[start]
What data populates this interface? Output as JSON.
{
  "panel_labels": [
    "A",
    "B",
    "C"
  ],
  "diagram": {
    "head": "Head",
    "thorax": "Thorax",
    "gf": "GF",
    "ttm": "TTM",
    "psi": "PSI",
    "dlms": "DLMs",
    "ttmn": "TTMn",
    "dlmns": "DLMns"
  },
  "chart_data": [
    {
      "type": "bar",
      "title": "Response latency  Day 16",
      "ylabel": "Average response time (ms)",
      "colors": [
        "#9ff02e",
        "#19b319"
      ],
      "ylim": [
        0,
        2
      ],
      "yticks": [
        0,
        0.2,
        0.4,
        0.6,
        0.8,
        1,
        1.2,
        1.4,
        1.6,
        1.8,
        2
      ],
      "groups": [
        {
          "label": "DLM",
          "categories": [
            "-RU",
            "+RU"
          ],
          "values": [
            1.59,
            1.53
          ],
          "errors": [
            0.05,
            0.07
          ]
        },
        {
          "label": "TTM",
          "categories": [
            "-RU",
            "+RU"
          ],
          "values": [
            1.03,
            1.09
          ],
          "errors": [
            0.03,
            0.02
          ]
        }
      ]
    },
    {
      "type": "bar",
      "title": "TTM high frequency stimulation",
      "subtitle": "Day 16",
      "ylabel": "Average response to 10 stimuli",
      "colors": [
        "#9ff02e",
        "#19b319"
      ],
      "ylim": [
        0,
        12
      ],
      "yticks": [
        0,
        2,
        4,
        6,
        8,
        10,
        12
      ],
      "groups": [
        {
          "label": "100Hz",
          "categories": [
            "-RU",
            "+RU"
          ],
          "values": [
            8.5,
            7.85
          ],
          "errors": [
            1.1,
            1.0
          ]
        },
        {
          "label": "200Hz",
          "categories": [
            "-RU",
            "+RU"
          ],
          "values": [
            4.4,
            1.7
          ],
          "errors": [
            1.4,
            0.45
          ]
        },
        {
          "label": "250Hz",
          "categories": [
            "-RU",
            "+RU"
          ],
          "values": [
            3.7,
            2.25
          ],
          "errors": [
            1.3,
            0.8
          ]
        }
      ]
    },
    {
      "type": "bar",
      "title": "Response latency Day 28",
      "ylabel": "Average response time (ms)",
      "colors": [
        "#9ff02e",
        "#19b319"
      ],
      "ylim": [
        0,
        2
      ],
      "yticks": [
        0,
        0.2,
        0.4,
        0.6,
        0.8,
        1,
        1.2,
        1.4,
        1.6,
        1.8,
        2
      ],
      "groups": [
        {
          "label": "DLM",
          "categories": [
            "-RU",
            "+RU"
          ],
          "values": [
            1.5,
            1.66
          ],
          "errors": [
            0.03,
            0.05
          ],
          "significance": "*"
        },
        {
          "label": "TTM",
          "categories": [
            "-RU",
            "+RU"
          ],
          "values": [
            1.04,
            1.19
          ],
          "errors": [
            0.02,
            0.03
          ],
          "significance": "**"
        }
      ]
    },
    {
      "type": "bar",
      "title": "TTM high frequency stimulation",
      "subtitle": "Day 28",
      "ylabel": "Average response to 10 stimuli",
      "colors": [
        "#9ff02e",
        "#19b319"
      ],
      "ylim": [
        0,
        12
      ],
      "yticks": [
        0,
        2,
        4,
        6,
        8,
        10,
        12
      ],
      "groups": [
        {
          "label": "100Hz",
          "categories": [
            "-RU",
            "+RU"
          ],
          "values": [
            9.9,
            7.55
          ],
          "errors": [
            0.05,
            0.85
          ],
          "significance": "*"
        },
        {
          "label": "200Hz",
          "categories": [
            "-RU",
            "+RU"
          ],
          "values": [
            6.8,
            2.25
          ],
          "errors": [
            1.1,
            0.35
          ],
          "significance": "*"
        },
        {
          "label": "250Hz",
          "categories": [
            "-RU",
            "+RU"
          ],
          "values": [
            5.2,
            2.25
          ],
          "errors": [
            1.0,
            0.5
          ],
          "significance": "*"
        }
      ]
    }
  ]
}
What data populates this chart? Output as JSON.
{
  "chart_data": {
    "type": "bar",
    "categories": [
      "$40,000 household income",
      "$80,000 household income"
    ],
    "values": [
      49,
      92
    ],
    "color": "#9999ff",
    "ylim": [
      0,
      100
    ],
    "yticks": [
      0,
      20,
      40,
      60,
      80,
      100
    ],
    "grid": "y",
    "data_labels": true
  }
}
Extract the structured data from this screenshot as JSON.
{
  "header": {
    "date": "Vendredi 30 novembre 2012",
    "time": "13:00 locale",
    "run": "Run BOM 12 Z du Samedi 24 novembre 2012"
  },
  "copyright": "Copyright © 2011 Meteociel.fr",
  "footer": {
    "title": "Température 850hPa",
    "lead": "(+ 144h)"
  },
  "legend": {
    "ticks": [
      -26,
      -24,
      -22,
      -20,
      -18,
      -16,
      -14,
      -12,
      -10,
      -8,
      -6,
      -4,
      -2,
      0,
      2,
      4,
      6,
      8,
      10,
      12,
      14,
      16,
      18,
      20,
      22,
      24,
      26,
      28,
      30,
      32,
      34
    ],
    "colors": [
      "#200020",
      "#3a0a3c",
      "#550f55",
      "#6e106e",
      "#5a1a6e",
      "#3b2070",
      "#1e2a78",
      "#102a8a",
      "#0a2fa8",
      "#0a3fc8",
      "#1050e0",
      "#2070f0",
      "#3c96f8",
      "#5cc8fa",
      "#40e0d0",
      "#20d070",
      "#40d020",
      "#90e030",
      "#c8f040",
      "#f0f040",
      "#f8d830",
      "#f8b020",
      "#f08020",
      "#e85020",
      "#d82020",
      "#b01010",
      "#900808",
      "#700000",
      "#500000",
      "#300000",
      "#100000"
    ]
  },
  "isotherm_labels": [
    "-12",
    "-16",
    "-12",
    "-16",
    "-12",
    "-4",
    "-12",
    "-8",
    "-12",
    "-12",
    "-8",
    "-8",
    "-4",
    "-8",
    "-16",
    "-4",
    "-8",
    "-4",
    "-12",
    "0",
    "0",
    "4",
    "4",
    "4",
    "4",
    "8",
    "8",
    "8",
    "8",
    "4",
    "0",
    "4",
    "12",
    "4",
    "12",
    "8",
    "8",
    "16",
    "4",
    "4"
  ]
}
[end]
## To be done
Repeat all the entries word for word.

## Solution to the problem
What data populates this interface? Output as JSON.
{
  "panel_labels": [
    "A",
    "B",
    "C"
  ],
  "diagram": {
    "head": "Head",
    "thorax": "Thorax",
    "gf": "GF",
    "ttm": "TTM",
    "psi": "PSI",
    "dlms": "DLMs",
    "ttmn": "TTMn",
    "dlmns": "DLMns"
  },
  "chart_data": [
    {
      "type": "bar",
      "title": "Response latency  Day 16",
      "ylabel": "Average response time (ms)",
      "colors": [
        "#9ff02e",
        "#19b319"
      ],
      "ylim": [
        0,
        2
      ],
      "yticks": [
        0,
        0.2,
        0.4,
        0.6,
        0.8,
        1,
        1.2,
        1.4,
        1.6,
        1.8,
        2
      ],
      "groups": [
        {
          "label": "DLM",
          "categories": [
            "-RU",
            "+RU"
          ],
          "values": [
            1.59,
            1.53
          ],
          "errors": [
            0.05,
            0.07
          ]
        },
        {
          "label": "TTM",
          "categories": [
            "-RU",
            "+RU"
          ],
          "values": [
            1.03,
            1.09
          ],
          "errors": [
            0.03,
            0.02
          ]
        }
      ]
    },
    {
      "type": "bar",
      "title": "TTM high frequency stimulation",
      "subtitle": "Day 16",
      "ylabel": "Average response to 10 stimuli",
      "colors": [
        "#9ff02e",
        "#19b319"
      ],
      "ylim": [
        0,
        12
      ],
      "yticks": [
        0,
        2,
        4,
        6,
        8,
        10,
        12
      ],
      "groups": [
        {
          "label": "100Hz",
          "categories": [
            "-RU",
            "+RU"
          ],
          "values": [
            8.5,
            7.85
          ],
          "errors": [
            1.1,
            1.0
          ]
        },
        {
          "label": "200Hz",
          "categories": [
            "-RU",
            "+RU"
          ],
          "values": [
            4.4,
            1.7
          ],
          "errors": [
            1.4,
            0.45
          ]
        },
        {
          "label": "250Hz",
          "categories": [
            "-RU",
            "+RU"
          ],
          "values": [
            3.7,
            2.25
          ],
          "errors": [
            1.3,
            0.8
          ]
        }
      ]
    },
    {
      "type": "bar",
      "title": "Response latency Day 28",
      "ylabel": "Average response time (ms)",
      "colors": [
        "#9ff02e",
        "#19b319"
      ],
      "ylim": [
        0,
        2
      ],
      "yticks": [
        0,
        0.2,
        0.4,
        0.6,
        0.8,
        1,
        1.2,
        1.4,
        1.6,
        1.8,
        2
      ],
      "groups": [
        {
          "label": "DLM",
          "categories": [
            "-RU",
            "+RU"
          ],
          "values": [
            1.5,
            1.66
          ],
          "errors": [
            0.03,
            0.05
          ],
          "significance": "*"
        },
        {
          "label": "TTM",
          "categories": [
            "-RU",
            "+RU"
          ],
          "values": [
            1.04,
            1.19
          ],
          "errors": [
            0.02,
            0.03
          ],
          "significance": "**"
        }
      ]
    },
    {
      "type": "bar",
      "title": "TTM high frequency stimulation",
      "subtitle": "Day 28",
      "ylabel": "Average response to 10 stimuli",
      "colors": [
        "#9ff02e",
        "#19b319"
      ],
      "ylim": [
        0,
        12
      ],
      "yticks": [
        0,
        2,
        4,
        6,
        8,
        10,
        12
      ],
      "groups": [
        {
          "label": "100Hz",
          "categories": [
            "-RU",
            "+RU"
          ],
          "values": [
            9.9,
            7.55
          ],
          "errors": [
            0.05,
            0.85
          ],
          "significance": "*"
        },
        {
          "label": "200Hz",
          "categories": [
            "-RU",
            "+RU"
          ],
          "values": [
            6.8,
            2.25
          ],
          "errors": [
            1.1,
            0.35
          ],
          "significance": "*"
        },
        {
          "label": "250Hz",
          "categories": [
            "-RU",
            "+RU"
          ],
          "values": [
            5.2,
            2.25
          ],
          "errors": [
            1.0,
            0.5
          ],
          "significance": "*"
        }
      ]
    }
  ]
}
What data populates this chart? Output as JSON.
{
  "chart_data": {
    "type": "bar",
    "categories": [
      "$40,000 household income",
      "$80,000 household income"
    ],
    "values": [
      49,
      92
    ],
    "color": "#9999ff",
    "ylim": [
      0,
      100
    ],
    "yticks": [
      0,
      20,
      40,
      60,
      80,
      100
    ],
    "grid": "y",
    "data_labels": true
  }
}
Extract the structured data from this screenshot as JSON.
{
  "header": {
    "date": "Vendredi 30 novembre 2012",
    "time": "13:00 locale",
    "run": "Run BOM 12 Z du Samedi 24 novembre 2012"
  },
  "copyright": "Copyright © 2011 Meteociel.fr",
  "footer": {
    "title": "Température 850hPa",
    "lead": "(+ 144h)"
  },
  "legend": {
    "ticks": [
      -26,
      -24,
      -22,
      -20,
      -18,
      -16,
      -14,
      -12,
      -10,
      -8,
      -6,
      -4,
      -2,
      0,
      2,
      4,
      6,
      8,
      10,
      12,
      14,
      16,
      18,
      20,
      22,
      24,
      26,
      28,
      30,
      32,
      34
    ],
    "colors": [
      "#200020",
      "#3a0a3c",
      "#550f55",
      "#6e106e",
      "#5a1a6e",
      "#3b2070",
      "#1e2a78",
      "#102a8a",
      "#0a2fa8",
      "#0a3fc8",
      "#1050e0",
      "#2070f0",
      "#3c96f8",
      "#5cc8fa",
      "#40e0d0",
      "#20d070",
      "#40d020",
      "#90e030",
      "#c8f040",
      "#f0f040",
      "#f8d830",
      "#f8b020",
      "#f08020",
      "#e85020",
      "#d82020",
      "#b01010",
      "#900808",
      "#700000",
      "#500000",
      "#300000",
      "#100000"
    ]
  },
  "isotherm_labels": [
    "-12",
    "-16",
    "-12",
    "-16",
    "-12",
    "-4",
    "-12",
    "-8",
    "-12",
    "-12",
    "-8",
    "-8",
    "-4",
    "-8",
    "-16",
    "-4",
    "-8",
    "-4",
    "-12",
    "0",
    "0",
    "4",
    "4",
    "4",
    "4",
    "8",
    "8",
    "8",
    "8",
    "4",
    "0",
    "4",
    "12",
    "4",
    "12",
    "8",
    "8",
    "16",
    "4",
    "4"
  ]
}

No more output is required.